> Directions:
Give every line from the entries that contains "color".

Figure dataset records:
────────────────────────────────────────

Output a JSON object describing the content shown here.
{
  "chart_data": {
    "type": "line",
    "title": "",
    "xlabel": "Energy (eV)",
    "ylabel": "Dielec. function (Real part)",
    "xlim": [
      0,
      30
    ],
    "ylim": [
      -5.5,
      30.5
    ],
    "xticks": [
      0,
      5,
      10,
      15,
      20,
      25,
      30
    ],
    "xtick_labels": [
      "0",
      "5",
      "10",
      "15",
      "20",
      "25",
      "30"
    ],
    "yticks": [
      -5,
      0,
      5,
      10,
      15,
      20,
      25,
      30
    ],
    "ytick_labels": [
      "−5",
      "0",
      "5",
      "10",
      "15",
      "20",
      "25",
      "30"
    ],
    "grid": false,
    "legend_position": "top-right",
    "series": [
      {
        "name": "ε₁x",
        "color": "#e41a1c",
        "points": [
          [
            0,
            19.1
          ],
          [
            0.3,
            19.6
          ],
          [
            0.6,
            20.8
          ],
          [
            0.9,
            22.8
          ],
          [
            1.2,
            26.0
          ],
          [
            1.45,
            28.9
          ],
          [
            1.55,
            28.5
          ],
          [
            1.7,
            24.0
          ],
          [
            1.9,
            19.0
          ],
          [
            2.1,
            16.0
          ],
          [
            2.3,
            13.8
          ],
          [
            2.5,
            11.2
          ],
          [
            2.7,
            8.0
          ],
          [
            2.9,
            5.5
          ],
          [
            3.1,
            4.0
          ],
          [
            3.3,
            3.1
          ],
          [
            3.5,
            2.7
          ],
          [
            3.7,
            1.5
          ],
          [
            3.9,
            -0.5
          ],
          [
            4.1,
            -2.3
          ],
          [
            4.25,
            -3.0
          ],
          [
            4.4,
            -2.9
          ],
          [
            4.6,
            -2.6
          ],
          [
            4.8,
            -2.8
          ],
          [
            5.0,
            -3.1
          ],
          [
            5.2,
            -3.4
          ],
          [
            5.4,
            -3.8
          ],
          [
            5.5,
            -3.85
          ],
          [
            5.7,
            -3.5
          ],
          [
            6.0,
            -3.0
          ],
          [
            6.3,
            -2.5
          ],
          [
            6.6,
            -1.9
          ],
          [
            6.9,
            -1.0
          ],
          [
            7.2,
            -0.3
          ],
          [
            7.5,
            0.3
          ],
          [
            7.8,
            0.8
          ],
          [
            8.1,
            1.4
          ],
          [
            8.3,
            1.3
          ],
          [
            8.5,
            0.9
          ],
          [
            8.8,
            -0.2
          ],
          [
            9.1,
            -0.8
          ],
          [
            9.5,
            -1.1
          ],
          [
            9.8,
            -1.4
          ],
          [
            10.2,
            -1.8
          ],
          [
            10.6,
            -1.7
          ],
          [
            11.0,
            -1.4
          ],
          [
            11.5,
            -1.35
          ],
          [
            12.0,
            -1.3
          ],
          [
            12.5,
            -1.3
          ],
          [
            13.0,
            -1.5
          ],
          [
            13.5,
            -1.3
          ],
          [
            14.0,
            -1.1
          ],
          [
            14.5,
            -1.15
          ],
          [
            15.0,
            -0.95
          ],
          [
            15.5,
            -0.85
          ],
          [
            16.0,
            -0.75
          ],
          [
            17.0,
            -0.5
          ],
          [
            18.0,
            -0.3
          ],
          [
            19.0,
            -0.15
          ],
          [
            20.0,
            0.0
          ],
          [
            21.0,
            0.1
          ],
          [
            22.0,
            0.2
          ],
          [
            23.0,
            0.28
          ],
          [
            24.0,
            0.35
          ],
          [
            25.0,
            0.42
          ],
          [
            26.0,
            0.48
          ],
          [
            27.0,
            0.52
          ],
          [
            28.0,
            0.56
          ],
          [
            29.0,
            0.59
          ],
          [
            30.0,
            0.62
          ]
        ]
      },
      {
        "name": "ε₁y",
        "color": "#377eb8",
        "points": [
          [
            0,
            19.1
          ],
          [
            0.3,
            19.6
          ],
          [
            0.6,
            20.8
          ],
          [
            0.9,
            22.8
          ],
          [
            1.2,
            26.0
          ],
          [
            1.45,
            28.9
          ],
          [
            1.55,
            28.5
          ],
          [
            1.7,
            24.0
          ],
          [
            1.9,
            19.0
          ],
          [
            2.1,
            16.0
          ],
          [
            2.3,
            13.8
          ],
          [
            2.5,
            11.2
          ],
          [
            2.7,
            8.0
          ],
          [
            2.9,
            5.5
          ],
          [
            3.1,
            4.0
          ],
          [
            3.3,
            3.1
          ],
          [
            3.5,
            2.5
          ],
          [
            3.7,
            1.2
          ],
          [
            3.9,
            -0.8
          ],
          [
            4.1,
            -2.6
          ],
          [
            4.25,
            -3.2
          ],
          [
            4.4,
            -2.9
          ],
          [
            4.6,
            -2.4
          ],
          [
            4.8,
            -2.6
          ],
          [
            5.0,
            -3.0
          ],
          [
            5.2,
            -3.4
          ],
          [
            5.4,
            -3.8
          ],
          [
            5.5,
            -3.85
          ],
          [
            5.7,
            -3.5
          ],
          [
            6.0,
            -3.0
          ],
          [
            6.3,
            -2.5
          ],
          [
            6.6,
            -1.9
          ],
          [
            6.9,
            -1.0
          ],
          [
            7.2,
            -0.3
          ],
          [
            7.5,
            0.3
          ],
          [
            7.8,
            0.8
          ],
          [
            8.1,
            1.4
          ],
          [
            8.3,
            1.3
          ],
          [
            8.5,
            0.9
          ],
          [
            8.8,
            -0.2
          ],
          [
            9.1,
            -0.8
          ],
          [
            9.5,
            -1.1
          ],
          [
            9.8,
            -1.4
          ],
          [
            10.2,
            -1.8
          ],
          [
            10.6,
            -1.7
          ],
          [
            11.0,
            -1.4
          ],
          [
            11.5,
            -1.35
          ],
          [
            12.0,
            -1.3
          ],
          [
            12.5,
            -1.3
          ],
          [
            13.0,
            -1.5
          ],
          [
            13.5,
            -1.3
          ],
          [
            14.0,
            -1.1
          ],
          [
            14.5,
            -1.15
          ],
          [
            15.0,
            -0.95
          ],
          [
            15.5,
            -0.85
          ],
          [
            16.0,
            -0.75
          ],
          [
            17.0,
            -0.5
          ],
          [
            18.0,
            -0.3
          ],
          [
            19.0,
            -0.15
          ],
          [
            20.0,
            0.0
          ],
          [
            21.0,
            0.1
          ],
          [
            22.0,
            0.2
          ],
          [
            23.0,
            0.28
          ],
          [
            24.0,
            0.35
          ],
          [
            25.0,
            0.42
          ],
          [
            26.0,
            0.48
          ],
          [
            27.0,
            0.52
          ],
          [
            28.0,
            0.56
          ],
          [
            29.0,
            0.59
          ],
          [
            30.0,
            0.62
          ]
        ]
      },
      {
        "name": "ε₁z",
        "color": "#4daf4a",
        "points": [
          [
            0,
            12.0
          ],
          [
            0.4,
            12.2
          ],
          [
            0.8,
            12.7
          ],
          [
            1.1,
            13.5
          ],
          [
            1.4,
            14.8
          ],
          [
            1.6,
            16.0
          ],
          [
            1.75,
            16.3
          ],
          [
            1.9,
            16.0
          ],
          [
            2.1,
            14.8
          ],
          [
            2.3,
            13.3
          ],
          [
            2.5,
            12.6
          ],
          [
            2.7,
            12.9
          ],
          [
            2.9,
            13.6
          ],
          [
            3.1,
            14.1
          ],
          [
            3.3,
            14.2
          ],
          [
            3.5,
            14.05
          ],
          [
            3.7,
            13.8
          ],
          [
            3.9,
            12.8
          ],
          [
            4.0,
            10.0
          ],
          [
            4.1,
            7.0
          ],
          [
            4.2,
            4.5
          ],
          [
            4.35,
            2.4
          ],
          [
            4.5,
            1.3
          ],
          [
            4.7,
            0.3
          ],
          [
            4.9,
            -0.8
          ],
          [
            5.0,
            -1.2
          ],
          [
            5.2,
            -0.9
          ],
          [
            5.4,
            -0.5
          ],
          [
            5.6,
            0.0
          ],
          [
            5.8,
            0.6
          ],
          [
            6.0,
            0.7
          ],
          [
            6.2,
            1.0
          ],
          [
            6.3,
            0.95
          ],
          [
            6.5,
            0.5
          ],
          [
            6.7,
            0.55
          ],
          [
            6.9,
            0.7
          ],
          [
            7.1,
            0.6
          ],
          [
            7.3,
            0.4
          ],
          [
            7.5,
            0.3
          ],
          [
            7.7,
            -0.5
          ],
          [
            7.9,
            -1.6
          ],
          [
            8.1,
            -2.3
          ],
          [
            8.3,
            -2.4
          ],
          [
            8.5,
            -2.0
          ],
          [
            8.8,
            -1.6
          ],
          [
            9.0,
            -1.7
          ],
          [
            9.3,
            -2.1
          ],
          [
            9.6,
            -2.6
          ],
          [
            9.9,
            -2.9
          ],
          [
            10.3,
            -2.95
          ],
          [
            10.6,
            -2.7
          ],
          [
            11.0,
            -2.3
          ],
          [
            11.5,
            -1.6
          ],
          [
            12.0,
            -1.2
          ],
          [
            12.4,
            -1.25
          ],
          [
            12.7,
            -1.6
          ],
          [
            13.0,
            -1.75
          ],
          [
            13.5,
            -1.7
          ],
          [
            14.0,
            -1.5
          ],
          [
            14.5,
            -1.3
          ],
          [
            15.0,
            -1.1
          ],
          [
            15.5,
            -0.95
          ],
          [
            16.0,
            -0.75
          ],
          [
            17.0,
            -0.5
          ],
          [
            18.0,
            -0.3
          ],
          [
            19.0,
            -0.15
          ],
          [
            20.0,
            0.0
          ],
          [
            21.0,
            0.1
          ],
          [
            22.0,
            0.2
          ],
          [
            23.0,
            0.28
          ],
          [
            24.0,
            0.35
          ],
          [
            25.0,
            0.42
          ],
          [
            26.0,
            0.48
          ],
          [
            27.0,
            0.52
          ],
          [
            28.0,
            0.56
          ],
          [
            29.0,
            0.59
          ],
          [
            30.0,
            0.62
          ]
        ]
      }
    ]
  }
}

────────────────────────────────────────

> Finished task:
        "color": "#e41a1c",
        "color": "#377eb8",
        "color": "#4daf4a",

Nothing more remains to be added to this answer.